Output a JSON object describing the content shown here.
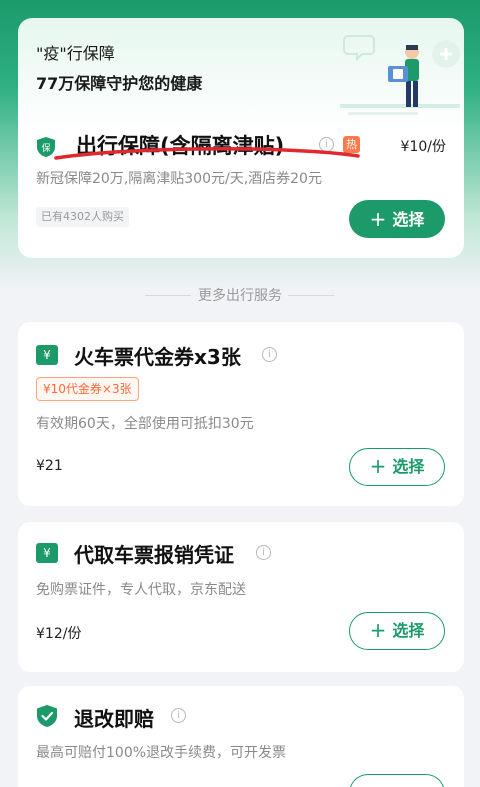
{
  "hero": {
    "title": "\"疫\"行保障",
    "subtitle": "77万保障守护您的健康"
  },
  "featured_product": {
    "icon_text": "保",
    "name": "出行保障(含隔离津贴)",
    "info_icon": "i",
    "badge": "热",
    "price": "¥10/份",
    "description": "新冠保障20万,隔离津贴300元/天,酒店券20元",
    "bought": "已有4302人购买",
    "select_label": "选择",
    "plus": "+"
  },
  "section_title": "更多出行服务",
  "services": [
    {
      "icon_text": "¥",
      "title": "火车票代金券x3张",
      "info_icon": "i",
      "tag": "¥10代金券×3张",
      "description": "有效期60天，全部使用可抵扣30元",
      "price": "¥21",
      "select_label": "选择",
      "plus": "+"
    },
    {
      "icon_text": "¥",
      "title": "代取车票报销凭证",
      "info_icon": "i",
      "description": "免购票证件，专人代取，京东配送",
      "price": "¥12/份",
      "select_label": "选择",
      "plus": "+"
    },
    {
      "icon_text": "✓",
      "title": "退改即赔",
      "info_icon": "i",
      "description": "最高可赔付100%退改手续费，可开发票"
    }
  ],
  "colors": {
    "brand_green": "#1c9a69",
    "hot_orange": "#ff7a4a",
    "coupon_orange": "#ff6a3a",
    "annotation_red": "#e0282e"
  }
}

********

* **BRIEF**:
The records above are to be quoted exactly, with all pictures left out.

* **REPLY**:
Output a JSON object describing the content shown here.
{
  "hero": {
    "title": "\"疫\"行保障",
    "subtitle": "77万保障守护您的健康"
  },
  "featured_product": {
    "icon_text": "保",
    "name": "出行保障(含隔离津贴)",
    "info_icon": "i",
    "badge": "热",
    "price": "¥10/份",
    "description": "新冠保障20万,隔离津贴300元/天,酒店券20元",
    "bought": "已有4302人购买",
    "select_label": "选择",
    "plus": "+"
  },
  "section_title": "更多出行服务",
  "services": [
    {
      "icon_text": "¥",
      "title": "火车票代金券x3张",
      "info_icon": "i",
      "tag": "¥10代金券×3张",
      "description": "有效期60天，全部使用可抵扣30元",
      "price": "¥21",
      "select_label": "选择",
      "plus": "+"
    },
    {
      "icon_text": "¥",
      "title": "代取车票报销凭证",
      "info_icon": "i",
      "description": "免购票证件，专人代取，京东配送",
      "price": "¥12/份",
      "select_label": "选择",
      "plus": "+"
    },
    {
      "icon_text": "✓",
      "title": "退改即赔",
      "info_icon": "i",
      "description": "最高可赔付100%退改手续费，可开发票"
    }
  ],
  "colors": {
    "brand_green": "#1c9a69",
    "hot_orange": "#ff7a4a",
    "coupon_orange": "#ff6a3a",
    "annotation_red": "#e0282e"
  }
}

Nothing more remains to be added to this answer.